• _EXERCISE DIRECTIONS_
Track down every line below that holds "photo" and copy it.

• _AVAILABLE DATA_
-------

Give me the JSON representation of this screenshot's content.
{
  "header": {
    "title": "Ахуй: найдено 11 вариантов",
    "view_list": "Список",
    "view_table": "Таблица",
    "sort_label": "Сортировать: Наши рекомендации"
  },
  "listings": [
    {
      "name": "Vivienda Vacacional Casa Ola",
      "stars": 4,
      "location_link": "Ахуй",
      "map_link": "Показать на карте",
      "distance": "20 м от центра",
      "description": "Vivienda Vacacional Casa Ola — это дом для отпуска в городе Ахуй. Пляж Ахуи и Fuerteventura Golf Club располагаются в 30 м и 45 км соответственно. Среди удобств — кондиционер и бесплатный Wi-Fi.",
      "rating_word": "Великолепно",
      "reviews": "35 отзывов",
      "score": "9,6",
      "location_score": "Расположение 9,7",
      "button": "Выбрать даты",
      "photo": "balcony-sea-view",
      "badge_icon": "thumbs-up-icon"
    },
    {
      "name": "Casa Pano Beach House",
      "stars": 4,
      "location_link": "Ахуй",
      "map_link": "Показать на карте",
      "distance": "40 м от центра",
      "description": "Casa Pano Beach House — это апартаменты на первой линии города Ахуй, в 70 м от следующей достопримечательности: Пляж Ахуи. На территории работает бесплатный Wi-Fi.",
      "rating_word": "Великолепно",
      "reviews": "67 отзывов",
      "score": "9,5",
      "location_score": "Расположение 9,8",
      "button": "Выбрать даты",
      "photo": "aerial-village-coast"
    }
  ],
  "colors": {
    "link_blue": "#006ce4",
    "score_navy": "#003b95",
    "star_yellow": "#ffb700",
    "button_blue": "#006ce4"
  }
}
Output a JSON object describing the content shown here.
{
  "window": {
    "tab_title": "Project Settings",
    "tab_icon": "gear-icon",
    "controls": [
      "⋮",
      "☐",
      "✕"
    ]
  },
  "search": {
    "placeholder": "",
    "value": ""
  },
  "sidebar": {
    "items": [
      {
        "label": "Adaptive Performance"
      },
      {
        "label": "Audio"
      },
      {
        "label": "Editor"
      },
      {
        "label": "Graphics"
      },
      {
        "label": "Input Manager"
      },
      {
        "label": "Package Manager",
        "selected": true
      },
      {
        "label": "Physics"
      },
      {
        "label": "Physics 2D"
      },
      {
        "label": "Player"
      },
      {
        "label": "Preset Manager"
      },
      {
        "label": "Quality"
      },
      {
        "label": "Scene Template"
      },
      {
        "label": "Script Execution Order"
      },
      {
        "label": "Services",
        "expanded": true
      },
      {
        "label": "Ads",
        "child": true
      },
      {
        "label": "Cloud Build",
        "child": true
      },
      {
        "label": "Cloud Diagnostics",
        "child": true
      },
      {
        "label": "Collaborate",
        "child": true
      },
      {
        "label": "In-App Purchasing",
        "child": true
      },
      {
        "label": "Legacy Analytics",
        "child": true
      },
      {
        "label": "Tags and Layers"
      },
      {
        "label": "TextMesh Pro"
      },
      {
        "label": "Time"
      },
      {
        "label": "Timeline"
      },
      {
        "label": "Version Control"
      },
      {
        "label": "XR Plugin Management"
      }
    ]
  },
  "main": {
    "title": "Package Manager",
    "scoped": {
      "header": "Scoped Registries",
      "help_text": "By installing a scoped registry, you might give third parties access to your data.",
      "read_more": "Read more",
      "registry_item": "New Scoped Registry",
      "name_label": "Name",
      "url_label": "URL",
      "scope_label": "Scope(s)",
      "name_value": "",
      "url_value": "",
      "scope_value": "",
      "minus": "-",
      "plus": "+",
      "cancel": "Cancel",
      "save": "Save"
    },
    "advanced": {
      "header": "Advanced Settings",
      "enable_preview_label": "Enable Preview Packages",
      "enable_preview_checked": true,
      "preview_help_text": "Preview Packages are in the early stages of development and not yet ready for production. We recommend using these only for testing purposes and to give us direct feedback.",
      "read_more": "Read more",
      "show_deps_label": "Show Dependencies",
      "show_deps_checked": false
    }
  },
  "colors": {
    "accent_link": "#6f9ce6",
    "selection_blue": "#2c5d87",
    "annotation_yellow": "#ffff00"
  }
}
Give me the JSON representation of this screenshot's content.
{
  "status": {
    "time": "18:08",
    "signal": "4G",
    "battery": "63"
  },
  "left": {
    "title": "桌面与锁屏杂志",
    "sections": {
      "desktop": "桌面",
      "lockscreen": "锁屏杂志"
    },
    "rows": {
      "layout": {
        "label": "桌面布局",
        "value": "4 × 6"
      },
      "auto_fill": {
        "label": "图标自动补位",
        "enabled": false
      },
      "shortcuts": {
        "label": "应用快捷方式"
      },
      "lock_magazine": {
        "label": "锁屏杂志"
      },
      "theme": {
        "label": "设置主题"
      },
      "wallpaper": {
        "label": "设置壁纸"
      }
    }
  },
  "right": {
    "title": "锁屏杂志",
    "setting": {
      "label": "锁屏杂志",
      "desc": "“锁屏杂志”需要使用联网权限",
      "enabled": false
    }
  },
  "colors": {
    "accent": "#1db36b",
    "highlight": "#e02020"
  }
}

-------

• _SOLUTION FOR THIS PROBLEM_
      "photo": "balcony-sea-view",
      "photo": "aerial-village-coast"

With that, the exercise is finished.